** BEGIN Extracted information **
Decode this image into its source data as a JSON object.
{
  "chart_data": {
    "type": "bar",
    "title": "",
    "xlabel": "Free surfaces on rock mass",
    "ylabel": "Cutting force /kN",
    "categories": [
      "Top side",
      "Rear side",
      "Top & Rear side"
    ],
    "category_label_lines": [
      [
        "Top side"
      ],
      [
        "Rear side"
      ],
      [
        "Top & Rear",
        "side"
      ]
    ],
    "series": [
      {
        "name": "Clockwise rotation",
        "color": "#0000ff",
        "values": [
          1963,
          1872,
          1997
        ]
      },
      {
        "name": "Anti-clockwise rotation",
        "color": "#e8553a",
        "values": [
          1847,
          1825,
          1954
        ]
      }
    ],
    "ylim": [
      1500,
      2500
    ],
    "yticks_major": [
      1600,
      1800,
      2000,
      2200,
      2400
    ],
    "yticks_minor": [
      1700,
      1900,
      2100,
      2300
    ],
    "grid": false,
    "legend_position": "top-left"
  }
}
** END Extracted information **
Repeat each record in full; every line must match exactly.

Answer
Decode this image into its source data as a JSON object.
{
  "chart_data": {
    "type": "bar",
    "title": "",
    "xlabel": "Free surfaces on rock mass",
    "ylabel": "Cutting force /kN",
    "categories": [
      "Top side",
      "Rear side",
      "Top & Rear side"
    ],
    "category_label_lines": [
      [
        "Top side"
      ],
      [
        "Rear side"
      ],
      [
        "Top & Rear",
        "side"
      ]
    ],
    "series": [
      {
        "name": "Clockwise rotation",
        "color": "#0000ff",
        "values": [
          1963,
          1872,
          1997
        ]
      },
      {
        "name": "Anti-clockwise rotation",
        "color": "#e8553a",
        "values": [
          1847,
          1825,
          1954
        ]
      }
    ],
    "ylim": [
      1500,
      2500
    ],
    "yticks_major": [
      1600,
      1800,
      2000,
      2200,
      2400
    ],
    "yticks_minor": [
      1700,
      1900,
      2100,
      2300
    ],
    "grid": false,
    "legend_position": "top-left"
  }
}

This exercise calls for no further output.